Er ist der deutsche Laufschuh-Experte: Urs Weber, verantwortlicher Redakteur für Produkttest bei der deutschen Ausgabe der RUNNER'S WORLD, der weltweit größten Laufzeitschrift, testet jedes Jahr Dutzende von neuen Laufschuhen.
Kaum jemand in Deutschland weiß so gut, was die Kunden brauchen, die Hersteller produzieren und die Händler verkaufen wie Urs Weber, der auch das Laufschuhsymposium auf der ISPO MUNICH organisierte und moderierte.
„Ein guter Laufschuh ist eine Investition in den eigenen Körper und die eigene Gesundheit“, sagt Urs Weber im Interview mit ISPO.com. Doch welches sind die besten Laufschuhe 2018? Was muss ein Kunde beim Laufschuhtest beachten? Und wie findet dieser die passenden Schuhe und den Laufschuh-Neuheiten.
Weber gibt zehn Tipps für den Kauf der neuen Laufschuhe 2018.
ISPO.com: Simple Frage an den Experten: Wie finde ich die richtigen Laufschuhe? Auf was kommt beim Kauf von Laufschuhen an?
Urs Weber: Einfache Antwort: Größe, Passform und Komfort.
Wie groß sollte man Laufschuhe wählen?
Es gilt die Daumen-Regel: Wenn man beide Füße im Stand gleichmäßig belastet, sollte im Laufschuh vor der längsten Zehe immer noch eine Daumenbreite Platz sein. Weil die Füße beim Laufen im Schuh nach vorne rutschen und die Zehen sich festkrallen, darf er nicht ganz eng sitzen.

· · · · ·

Gib bitte den Text über Laufschuhe von „Kaum jemand in“ bis „neuen Laufschuhe 2018.“ aktualisiert wieder. Statt „Händler“ soll dort „Läden“ stehen.

· · · · ·

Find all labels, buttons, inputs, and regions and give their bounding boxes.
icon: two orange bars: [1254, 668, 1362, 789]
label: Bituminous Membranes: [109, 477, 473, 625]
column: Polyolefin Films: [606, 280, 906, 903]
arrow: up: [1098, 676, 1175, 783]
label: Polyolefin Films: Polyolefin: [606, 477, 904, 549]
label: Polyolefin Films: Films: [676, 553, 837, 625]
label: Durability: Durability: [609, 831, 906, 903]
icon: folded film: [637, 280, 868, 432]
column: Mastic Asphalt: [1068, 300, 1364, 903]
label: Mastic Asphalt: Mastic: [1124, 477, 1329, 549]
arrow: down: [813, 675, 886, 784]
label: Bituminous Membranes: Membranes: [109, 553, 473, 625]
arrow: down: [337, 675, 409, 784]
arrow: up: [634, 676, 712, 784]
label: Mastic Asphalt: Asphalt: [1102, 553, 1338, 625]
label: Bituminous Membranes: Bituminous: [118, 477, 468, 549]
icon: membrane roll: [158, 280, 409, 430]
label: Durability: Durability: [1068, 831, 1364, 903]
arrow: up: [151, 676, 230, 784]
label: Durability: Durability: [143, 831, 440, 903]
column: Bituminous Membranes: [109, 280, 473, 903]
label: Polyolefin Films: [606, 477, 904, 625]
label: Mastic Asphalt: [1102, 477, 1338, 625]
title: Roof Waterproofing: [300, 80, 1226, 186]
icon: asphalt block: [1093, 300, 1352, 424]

· · · · ·

• [LÖSUNG DER AUFGABE]
Kaum jemand in Deutschland weiß so gut, was die Kunden brauchen, die Hersteller produzieren und die Läden verkaufen wie Urs Weber, der auch das Laufschuhsymposium auf der ISPO MUNICH organisierte und moderierte.
„Ein guter Laufschuh ist eine Investition in den eigenen Körper und die eigene Gesundheit“, sagt Urs Weber im Interview mit ISPO.com. Doch welches sind die besten Laufschuhe 2018? Was muss ein Kunde beim Laufschuhtest beachten? Und wie findet dieser die passenden Schuhe und den Laufschuh-Neuheiten.
Weber gibt zehn Tipps für den Kauf der neuen Laufschuhe 2018.